* _DIRECTIONS_
Tally the lines of the listing that contain the word "number", then give the total and nothing else.

=-=-=

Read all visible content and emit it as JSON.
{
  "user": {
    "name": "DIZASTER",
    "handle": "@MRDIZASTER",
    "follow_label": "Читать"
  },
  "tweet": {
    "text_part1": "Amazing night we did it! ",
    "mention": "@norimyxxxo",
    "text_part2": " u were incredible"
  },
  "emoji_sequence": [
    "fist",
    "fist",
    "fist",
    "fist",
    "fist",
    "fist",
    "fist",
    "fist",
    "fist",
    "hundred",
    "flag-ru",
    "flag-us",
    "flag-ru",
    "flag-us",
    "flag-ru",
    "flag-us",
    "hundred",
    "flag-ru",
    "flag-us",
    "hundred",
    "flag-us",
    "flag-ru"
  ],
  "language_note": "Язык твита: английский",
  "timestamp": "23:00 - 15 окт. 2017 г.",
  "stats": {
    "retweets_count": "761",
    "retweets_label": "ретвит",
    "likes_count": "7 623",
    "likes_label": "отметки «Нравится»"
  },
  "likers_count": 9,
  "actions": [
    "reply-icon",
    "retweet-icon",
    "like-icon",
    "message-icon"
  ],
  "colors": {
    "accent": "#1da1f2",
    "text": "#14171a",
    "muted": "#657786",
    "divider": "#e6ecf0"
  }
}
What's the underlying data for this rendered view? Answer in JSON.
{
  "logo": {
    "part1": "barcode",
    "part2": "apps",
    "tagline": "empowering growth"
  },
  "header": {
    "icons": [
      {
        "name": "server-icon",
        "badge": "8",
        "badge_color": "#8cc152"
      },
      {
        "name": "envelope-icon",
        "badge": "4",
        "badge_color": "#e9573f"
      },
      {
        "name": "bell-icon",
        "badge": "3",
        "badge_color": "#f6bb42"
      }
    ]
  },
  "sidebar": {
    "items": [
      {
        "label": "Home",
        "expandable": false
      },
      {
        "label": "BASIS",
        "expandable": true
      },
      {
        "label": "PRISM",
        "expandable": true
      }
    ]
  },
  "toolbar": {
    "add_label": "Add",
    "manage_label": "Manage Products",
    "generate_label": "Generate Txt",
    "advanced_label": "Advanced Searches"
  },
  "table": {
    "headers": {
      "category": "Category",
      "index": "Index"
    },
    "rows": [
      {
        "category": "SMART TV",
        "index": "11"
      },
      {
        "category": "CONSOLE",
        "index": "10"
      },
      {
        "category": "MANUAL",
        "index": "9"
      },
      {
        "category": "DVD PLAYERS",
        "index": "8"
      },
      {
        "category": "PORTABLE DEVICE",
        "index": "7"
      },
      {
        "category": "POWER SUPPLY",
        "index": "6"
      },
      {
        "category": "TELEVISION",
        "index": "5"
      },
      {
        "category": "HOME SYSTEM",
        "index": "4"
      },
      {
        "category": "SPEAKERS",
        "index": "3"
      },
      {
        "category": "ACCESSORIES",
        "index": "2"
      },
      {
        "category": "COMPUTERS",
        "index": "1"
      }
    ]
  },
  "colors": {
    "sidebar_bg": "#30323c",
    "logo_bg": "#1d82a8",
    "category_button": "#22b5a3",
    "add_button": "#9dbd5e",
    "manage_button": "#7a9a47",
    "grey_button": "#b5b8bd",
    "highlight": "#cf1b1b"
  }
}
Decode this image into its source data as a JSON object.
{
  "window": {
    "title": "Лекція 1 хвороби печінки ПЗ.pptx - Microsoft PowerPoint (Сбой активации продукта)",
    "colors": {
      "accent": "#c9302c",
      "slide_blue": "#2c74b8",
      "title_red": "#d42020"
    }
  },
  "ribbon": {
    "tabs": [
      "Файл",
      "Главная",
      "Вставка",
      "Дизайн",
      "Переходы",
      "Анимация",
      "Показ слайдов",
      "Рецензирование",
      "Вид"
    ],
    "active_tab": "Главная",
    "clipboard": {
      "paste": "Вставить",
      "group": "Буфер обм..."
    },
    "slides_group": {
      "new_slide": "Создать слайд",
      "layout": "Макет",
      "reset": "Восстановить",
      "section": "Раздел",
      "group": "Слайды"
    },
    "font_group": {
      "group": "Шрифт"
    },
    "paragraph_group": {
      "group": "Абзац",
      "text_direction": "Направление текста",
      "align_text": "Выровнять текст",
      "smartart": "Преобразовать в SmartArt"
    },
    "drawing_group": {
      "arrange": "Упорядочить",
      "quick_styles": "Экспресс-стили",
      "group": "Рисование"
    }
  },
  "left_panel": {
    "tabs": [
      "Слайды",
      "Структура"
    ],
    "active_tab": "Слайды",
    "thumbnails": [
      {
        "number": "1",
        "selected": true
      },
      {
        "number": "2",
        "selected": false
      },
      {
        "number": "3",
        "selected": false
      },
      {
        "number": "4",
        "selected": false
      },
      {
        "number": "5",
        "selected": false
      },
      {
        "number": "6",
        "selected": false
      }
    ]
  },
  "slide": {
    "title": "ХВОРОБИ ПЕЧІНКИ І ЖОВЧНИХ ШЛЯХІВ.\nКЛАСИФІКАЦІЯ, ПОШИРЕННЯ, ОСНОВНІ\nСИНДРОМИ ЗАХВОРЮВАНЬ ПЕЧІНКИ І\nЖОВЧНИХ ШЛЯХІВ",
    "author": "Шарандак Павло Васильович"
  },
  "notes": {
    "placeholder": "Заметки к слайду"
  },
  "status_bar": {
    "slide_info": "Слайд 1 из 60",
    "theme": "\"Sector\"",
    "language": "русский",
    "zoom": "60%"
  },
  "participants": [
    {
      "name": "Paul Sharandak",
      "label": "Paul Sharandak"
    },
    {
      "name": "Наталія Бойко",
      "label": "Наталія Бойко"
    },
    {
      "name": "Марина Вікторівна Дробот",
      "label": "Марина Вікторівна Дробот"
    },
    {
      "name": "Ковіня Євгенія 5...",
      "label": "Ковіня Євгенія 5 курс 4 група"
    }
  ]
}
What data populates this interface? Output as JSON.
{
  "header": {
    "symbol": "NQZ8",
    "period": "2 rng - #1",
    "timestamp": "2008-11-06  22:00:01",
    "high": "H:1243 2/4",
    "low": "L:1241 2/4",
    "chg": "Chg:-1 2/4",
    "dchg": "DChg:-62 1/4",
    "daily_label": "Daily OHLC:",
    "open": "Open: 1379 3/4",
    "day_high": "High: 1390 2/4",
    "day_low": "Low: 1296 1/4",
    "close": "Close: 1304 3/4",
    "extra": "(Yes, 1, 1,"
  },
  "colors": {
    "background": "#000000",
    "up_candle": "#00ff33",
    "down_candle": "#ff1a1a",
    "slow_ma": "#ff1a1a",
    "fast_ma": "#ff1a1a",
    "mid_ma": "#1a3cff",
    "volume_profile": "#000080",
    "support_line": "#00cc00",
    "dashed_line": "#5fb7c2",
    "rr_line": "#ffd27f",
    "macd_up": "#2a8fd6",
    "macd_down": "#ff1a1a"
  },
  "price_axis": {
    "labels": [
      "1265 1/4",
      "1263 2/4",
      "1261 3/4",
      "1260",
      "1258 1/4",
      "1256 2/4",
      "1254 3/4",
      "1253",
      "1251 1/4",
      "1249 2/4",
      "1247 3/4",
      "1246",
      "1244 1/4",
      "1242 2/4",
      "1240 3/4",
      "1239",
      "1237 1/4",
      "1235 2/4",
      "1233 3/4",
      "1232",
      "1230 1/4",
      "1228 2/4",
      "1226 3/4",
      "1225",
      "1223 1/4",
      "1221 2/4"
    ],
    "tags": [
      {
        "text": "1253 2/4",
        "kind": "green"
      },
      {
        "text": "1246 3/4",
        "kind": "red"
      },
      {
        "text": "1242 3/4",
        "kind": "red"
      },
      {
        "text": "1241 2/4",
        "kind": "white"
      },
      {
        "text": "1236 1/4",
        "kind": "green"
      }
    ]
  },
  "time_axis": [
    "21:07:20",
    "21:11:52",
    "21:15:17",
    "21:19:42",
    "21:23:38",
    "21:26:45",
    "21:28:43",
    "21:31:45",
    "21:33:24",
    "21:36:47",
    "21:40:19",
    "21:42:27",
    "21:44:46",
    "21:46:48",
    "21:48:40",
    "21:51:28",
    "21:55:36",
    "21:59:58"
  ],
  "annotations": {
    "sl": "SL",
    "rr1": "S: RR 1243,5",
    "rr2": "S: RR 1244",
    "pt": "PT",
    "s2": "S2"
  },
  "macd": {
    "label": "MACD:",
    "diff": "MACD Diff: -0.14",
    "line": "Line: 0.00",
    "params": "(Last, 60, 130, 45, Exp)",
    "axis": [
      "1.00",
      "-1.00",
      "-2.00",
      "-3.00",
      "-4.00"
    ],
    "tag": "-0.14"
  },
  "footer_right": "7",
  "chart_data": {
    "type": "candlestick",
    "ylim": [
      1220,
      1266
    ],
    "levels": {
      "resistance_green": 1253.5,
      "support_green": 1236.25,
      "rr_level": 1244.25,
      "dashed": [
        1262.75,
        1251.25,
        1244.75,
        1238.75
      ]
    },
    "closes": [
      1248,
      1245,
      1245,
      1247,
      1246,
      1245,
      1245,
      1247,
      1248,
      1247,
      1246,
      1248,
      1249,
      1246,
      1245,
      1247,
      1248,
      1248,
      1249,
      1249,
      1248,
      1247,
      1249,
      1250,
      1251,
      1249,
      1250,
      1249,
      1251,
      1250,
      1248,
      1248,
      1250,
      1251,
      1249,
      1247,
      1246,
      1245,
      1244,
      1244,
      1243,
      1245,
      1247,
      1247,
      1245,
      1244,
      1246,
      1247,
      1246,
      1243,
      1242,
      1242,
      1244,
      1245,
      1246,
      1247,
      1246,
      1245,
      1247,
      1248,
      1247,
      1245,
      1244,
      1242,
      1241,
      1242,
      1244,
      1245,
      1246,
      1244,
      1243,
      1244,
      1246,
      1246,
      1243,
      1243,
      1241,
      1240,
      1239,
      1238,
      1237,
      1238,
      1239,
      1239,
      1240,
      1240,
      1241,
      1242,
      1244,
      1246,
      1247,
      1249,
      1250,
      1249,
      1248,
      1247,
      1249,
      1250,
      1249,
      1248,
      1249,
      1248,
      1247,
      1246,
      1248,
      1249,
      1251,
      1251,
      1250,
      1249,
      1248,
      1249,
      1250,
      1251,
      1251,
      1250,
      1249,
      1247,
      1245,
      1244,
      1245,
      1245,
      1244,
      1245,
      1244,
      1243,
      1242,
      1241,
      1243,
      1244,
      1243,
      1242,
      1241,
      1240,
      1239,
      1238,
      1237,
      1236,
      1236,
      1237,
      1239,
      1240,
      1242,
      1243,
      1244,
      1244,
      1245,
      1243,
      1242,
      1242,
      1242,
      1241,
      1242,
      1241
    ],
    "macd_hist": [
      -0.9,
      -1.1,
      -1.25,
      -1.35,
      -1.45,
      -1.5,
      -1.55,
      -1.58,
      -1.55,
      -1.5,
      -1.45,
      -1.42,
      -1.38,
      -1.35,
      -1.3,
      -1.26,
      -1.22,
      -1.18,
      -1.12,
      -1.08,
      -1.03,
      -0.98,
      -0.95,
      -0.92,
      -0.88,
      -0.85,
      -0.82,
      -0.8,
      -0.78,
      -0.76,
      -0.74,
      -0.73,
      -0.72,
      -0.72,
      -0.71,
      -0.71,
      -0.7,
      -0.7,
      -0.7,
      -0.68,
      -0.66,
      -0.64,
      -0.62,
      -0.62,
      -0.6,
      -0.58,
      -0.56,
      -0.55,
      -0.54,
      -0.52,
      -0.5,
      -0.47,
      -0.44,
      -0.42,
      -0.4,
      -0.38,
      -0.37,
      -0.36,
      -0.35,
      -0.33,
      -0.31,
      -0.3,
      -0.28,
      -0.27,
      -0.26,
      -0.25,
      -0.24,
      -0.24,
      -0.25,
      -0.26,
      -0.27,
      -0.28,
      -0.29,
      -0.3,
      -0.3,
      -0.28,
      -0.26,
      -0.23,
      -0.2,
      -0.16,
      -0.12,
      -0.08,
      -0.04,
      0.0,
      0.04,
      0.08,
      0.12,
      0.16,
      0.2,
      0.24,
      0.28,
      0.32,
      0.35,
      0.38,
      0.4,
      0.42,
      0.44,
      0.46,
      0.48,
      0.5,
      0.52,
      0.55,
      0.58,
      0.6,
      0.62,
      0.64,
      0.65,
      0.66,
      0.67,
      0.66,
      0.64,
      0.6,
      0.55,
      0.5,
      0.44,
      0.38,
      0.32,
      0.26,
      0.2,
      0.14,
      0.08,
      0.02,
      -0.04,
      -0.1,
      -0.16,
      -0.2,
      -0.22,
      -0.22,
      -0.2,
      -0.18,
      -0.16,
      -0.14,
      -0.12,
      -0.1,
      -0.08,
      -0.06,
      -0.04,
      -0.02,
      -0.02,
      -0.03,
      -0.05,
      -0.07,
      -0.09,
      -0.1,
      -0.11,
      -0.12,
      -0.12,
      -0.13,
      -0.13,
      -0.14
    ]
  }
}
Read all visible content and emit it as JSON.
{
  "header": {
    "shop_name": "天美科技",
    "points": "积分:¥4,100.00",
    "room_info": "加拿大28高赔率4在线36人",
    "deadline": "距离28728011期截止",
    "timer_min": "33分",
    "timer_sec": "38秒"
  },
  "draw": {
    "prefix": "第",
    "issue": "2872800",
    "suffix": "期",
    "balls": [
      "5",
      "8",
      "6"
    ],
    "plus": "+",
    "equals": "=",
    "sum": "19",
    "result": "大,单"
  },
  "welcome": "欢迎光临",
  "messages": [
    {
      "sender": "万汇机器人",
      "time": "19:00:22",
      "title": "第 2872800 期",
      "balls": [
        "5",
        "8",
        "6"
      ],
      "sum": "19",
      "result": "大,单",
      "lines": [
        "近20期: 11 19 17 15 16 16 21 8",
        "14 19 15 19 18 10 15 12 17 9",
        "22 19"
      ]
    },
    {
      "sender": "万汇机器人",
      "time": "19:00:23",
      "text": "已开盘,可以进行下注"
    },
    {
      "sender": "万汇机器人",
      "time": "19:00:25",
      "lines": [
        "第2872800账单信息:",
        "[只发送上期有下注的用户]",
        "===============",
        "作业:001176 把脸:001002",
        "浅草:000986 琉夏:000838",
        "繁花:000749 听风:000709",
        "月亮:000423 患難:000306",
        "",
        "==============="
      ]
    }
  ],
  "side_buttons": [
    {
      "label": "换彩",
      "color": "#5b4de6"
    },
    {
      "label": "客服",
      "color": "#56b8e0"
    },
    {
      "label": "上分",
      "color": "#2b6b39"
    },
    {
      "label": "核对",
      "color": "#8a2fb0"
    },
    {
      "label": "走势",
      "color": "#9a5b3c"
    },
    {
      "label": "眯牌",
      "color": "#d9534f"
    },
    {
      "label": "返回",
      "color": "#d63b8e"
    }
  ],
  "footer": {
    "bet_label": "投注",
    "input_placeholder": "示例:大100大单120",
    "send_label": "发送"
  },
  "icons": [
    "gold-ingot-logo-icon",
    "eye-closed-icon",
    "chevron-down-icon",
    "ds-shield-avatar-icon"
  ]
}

=-=-=

* _FINAL RESULT_
6